_Problem requirements_:
All entries must be extracted exactly, with nothing added or dropped.

_The input_:
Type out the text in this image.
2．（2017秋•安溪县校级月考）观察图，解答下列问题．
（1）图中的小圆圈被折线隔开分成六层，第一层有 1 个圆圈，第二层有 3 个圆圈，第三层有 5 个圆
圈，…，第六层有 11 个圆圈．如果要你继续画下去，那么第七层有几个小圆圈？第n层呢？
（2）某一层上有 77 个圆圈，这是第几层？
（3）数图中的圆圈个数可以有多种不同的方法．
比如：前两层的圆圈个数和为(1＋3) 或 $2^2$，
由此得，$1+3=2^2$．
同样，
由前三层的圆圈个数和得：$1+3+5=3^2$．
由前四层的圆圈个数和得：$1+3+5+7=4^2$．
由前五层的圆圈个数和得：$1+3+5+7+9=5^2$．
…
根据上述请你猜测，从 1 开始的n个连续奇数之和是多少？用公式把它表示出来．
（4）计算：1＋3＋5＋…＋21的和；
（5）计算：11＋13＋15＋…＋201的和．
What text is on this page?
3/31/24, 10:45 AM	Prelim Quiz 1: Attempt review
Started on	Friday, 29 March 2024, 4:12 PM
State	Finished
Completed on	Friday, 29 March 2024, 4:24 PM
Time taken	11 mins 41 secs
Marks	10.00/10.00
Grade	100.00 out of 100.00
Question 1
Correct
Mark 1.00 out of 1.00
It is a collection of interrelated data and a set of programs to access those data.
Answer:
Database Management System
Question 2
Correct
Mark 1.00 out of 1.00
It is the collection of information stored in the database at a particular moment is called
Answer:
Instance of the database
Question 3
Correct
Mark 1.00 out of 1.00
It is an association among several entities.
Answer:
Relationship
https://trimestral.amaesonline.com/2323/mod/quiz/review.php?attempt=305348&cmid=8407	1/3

_Answer to the problem_:
Type out the text in this image.
2．（2017秋•安溪县校级月考）观察图，解答下列问题．
（1）图中的小圆圈被折线隔开分成六层，第一层有 1 个圆圈，第二层有 3 个圆圈，第三层有 5 个圆
圈，…，第六层有 11 个圆圈．如果要你继续画下去，那么第七层有几个小圆圈？第n层呢？
（2）某一层上有 77 个圆圈，这是第几层？
（3）数图中的圆圈个数可以有多种不同的方法．
比如：前两层的圆圈个数和为(1＋3) 或 $2^2$，
由此得，$1+3=2^2$．
同样，
由前三层的圆圈个数和得：$1+3+5=3^2$．
由前四层的圆圈个数和得：$1+3+5+7=4^2$．
由前五层的圆圈个数和得：$1+3+5+7+9=5^2$．
…
根据上述请你猜测，从 1 开始的n个连续奇数之和是多少？用公式把它表示出来．
（4）计算：1＋3＋5＋…＋21的和；
（5）计算：11＋13＋15＋…＋201的和．
What text is on this page?
3/31/24, 10:45 AM	Prelim Quiz 1: Attempt review
Started on	Friday, 29 March 2024, 4:12 PM
State	Finished
Completed on	Friday, 29 March 2024, 4:24 PM
Time taken	11 mins 41 secs
Marks	10.00/10.00
Grade	100.00 out of 100.00
Question 1
Correct
Mark 1.00 out of 1.00
It is a collection of interrelated data and a set of programs to access those data.
Answer:
Database Management System
Question 2
Correct
Mark 1.00 out of 1.00
It is the collection of information stored in the database at a particular moment is called
Answer:
Instance of the database
Question 3
Correct
Mark 1.00 out of 1.00
It is an association among several entities.
Answer:
Relationship
https://trimestral.amaesonline.com/2323/mod/quiz/review.php?attempt=305348&cmid=8407	1/3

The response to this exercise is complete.